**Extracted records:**
================================
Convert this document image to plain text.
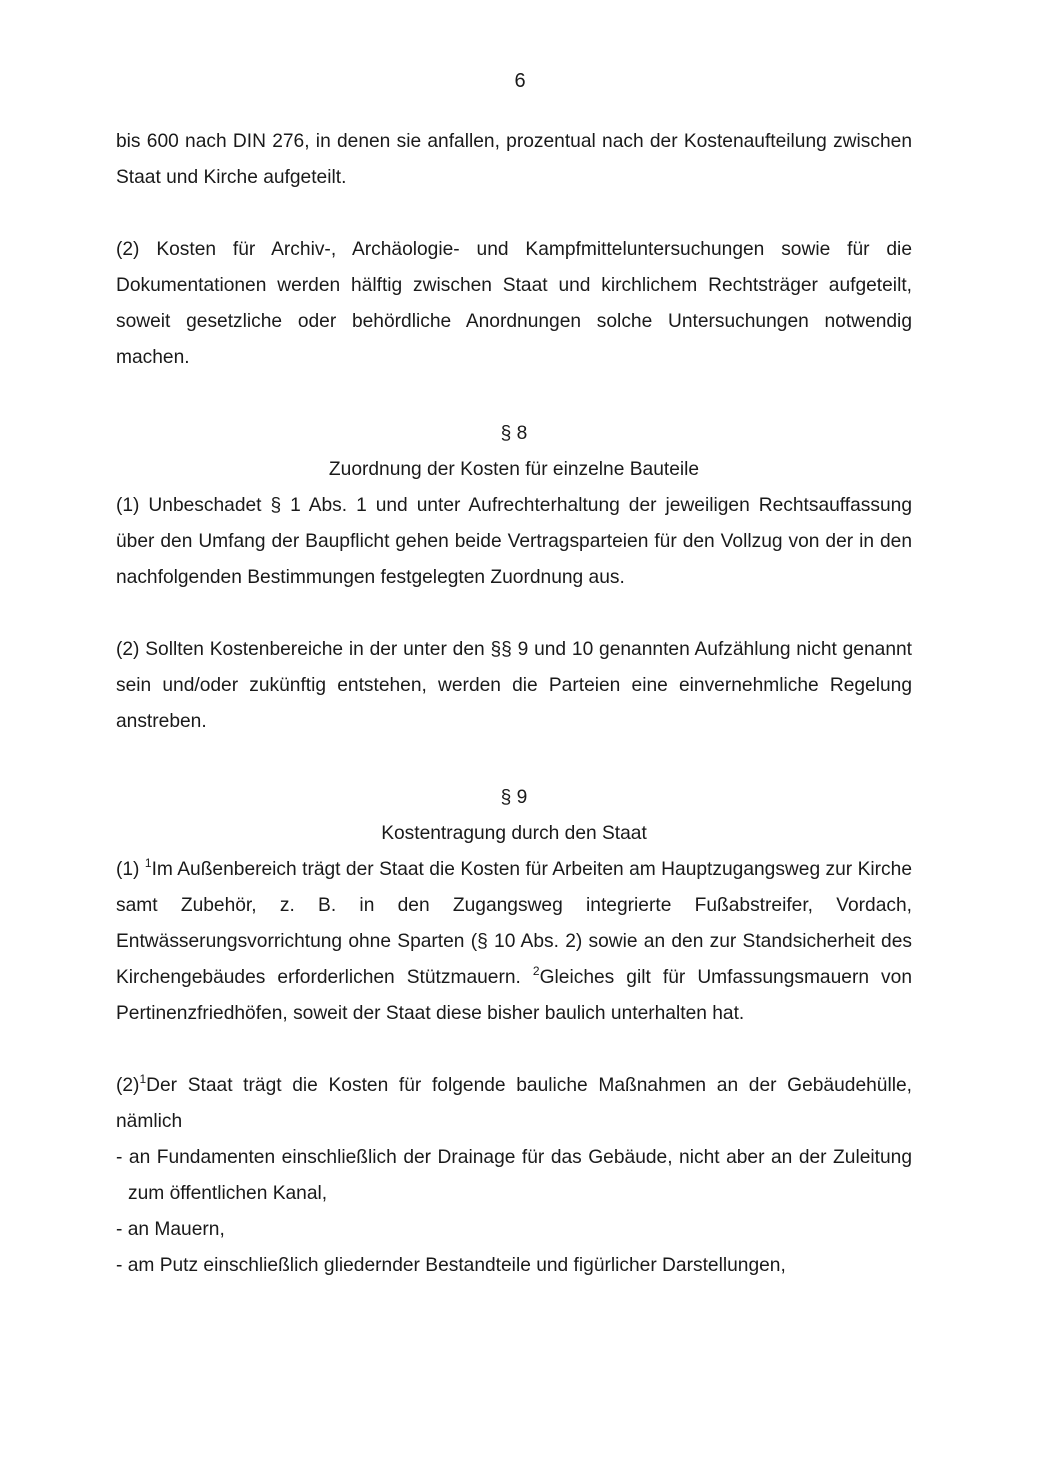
6

bis 600 nach DIN 276, in denen sie anfallen, prozentual nach der Kostenaufteilung zwischen Staat und Kirche aufgeteilt.

(2) Kosten für Archiv-, Archäologie- und Kampfmitteluntersuchungen sowie für die Dokumentationen werden hälftig zwischen Staat und kirchlichem Rechtsträger aufgeteilt, soweit gesetzliche oder behördliche Anordnungen solche Untersuchungen notwendig machen.

§ 8

Zuordnung der Kosten für einzelne Bauteile

(1) Unbeschadet § 1 Abs. 1 und unter Aufrechterhaltung der jeweiligen Rechtsauffassung über den Umfang der Baupflicht gehen beide Vertragsparteien für den Vollzug von der in den nachfolgenden Bestimmungen festgelegten Zuordnung aus.

(2) Sollten Kostenbereiche in der unter den §§ 9 und 10 genannten Aufzählung nicht genannt sein und/oder zukünftig entstehen, werden die Parteien eine einvernehmliche Regelung anstreben.

§ 9

Kostentragung durch den Staat

(1) $^1$Im Außenbereich trägt der Staat die Kosten für Arbeiten am Hauptzugangsweg zur Kirche samt Zubehör, z. B. in den Zugangsweg integrierte Fußabstreifer, Vordach, Entwässerungsvorrichtung ohne Sparten (§ 10 Abs. 2) sowie an den zur Standsicherheit des Kirchengebäudes erforderlichen Stützmauern. $^2$Gleiches gilt für Umfassungsmauern von Pertinenzfriedhöfen, soweit der Staat diese bisher baulich unterhalten hat.

$(2)^1Der$ Staat trägt die Kosten für folgende bauliche Maßnahmen an der Gebäudehülle, nämlich

- an Fundamenten einschließlich der Drainage für das Gebäude, nicht aber an der Zuleitung zum öffentlichen Kanal,

- an Mauern,

- am Putz einschließlich gliedernder Bestandteile und figürlicher Darstellungen,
================================
**Description of the task:**
Write out again every line above exactly as given; the pictures do not belong in the copy.

**Full output:**
Convert this document image to plain text.
6

bis 600 nach DIN 276, in denen sie anfallen, prozentual nach der Kostenaufteilung zwischen Staat und Kirche aufgeteilt.

(2) Kosten für Archiv-, Archäologie- und Kampfmitteluntersuchungen sowie für die Dokumentationen werden hälftig zwischen Staat und kirchlichem Rechtsträger aufgeteilt, soweit gesetzliche oder behördliche Anordnungen solche Untersuchungen notwendig machen.

§ 8

Zuordnung der Kosten für einzelne Bauteile

(1) Unbeschadet § 1 Abs. 1 und unter Aufrechterhaltung der jeweiligen Rechtsauffassung über den Umfang der Baupflicht gehen beide Vertragsparteien für den Vollzug von der in den nachfolgenden Bestimmungen festgelegten Zuordnung aus.

(2) Sollten Kostenbereiche in der unter den §§ 9 und 10 genannten Aufzählung nicht genannt sein und/oder zukünftig entstehen, werden die Parteien eine einvernehmliche Regelung anstreben.

§ 9

Kostentragung durch den Staat

(1) $^1$Im Außenbereich trägt der Staat die Kosten für Arbeiten am Hauptzugangsweg zur Kirche samt Zubehör, z. B. in den Zugangsweg integrierte Fußabstreifer, Vordach, Entwässerungsvorrichtung ohne Sparten (§ 10 Abs. 2) sowie an den zur Standsicherheit des Kirchengebäudes erforderlichen Stützmauern. $^2$Gleiches gilt für Umfassungsmauern von Pertinenzfriedhöfen, soweit der Staat diese bisher baulich unterhalten hat.

$(2)^1Der$ Staat trägt die Kosten für folgende bauliche Maßnahmen an der Gebäudehülle, nämlich

- an Fundamenten einschließlich der Drainage für das Gebäude, nicht aber an der Zuleitung zum öffentlichen Kanal,

- an Mauern,

- am Putz einschließlich gliedernder Bestandteile und figürlicher Darstellungen,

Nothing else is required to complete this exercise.